+++ Source records

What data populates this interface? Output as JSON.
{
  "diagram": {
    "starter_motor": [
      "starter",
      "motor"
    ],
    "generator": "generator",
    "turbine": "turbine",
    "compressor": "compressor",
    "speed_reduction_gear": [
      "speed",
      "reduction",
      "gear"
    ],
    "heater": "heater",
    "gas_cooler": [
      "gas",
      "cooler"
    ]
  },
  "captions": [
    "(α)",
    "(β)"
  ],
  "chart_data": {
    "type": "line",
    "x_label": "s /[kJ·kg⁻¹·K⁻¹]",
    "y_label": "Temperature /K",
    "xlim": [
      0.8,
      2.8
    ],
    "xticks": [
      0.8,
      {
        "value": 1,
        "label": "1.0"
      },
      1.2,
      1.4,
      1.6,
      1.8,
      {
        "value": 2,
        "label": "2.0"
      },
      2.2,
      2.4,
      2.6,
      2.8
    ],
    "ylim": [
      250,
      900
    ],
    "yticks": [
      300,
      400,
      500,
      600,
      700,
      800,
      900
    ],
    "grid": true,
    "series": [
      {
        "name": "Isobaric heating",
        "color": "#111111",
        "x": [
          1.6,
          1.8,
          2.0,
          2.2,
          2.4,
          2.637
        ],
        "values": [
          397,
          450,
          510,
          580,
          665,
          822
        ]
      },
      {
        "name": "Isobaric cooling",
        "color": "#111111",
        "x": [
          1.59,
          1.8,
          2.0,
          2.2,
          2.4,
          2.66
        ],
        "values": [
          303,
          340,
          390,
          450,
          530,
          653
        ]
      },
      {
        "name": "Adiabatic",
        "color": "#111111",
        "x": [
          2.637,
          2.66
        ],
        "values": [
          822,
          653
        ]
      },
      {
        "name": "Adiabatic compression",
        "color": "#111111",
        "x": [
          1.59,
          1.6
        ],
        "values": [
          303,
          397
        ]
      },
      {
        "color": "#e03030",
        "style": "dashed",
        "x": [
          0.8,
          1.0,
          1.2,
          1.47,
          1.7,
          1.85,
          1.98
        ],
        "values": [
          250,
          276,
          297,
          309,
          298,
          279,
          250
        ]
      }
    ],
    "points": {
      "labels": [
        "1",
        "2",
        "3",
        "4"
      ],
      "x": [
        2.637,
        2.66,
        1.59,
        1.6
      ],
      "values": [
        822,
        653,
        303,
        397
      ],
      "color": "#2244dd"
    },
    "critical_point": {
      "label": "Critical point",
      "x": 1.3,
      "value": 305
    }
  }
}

++++++

Print out the whole listing exactly as it appears.

• [Full solution]:
What data populates this interface? Output as JSON.
{
  "diagram": {
    "starter_motor": [
      "starter",
      "motor"
    ],
    "generator": "generator",
    "turbine": "turbine",
    "compressor": "compressor",
    "speed_reduction_gear": [
      "speed",
      "reduction",
      "gear"
    ],
    "heater": "heater",
    "gas_cooler": [
      "gas",
      "cooler"
    ]
  },
  "captions": [
    "(α)",
    "(β)"
  ],
  "chart_data": {
    "type": "line",
    "x_label": "s /[kJ·kg⁻¹·K⁻¹]",
    "y_label": "Temperature /K",
    "xlim": [
      0.8,
      2.8
    ],
    "xticks": [
      0.8,
      {
        "value": 1,
        "label": "1.0"
      },
      1.2,
      1.4,
      1.6,
      1.8,
      {
        "value": 2,
        "label": "2.0"
      },
      2.2,
      2.4,
      2.6,
      2.8
    ],
    "ylim": [
      250,
      900
    ],
    "yticks": [
      300,
      400,
      500,
      600,
      700,
      800,
      900
    ],
    "grid": true,
    "series": [
      {
        "name": "Isobaric heating",
        "color": "#111111",
        "x": [
          1.6,
          1.8,
          2.0,
          2.2,
          2.4,
          2.637
        ],
        "values": [
          397,
          450,
          510,
          580,
          665,
          822
        ]
      },
      {
        "name": "Isobaric cooling",
        "color": "#111111",
        "x": [
          1.59,
          1.8,
          2.0,
          2.2,
          2.4,
          2.66
        ],
        "values": [
          303,
          340,
          390,
          450,
          530,
          653
        ]
      },
      {
        "name": "Adiabatic",
        "color": "#111111",
        "x": [
          2.637,
          2.66
        ],
        "values": [
          822,
          653
        ]
      },
      {
        "name": "Adiabatic compression",
        "color": "#111111",
        "x": [
          1.59,
          1.6
        ],
        "values": [
          303,
          397
        ]
      },
      {
        "color": "#e03030",
        "style": "dashed",
        "x": [
          0.8,
          1.0,
          1.2,
          1.47,
          1.7,
          1.85,
          1.98
        ],
        "values": [
          250,
          276,
          297,
          309,
          298,
          279,
          250
        ]
      }
    ],
    "points": {
      "labels": [
        "1",
        "2",
        "3",
        "4"
      ],
      "x": [
        2.637,
        2.66,
        1.59,
        1.6
      ],
      "values": [
        822,
        653,
        303,
        397
      ],
      "color": "#2244dd"
    },
    "critical_point": {
      "label": "Critical point",
      "x": 1.3,
      "value": 305
    }
  }
}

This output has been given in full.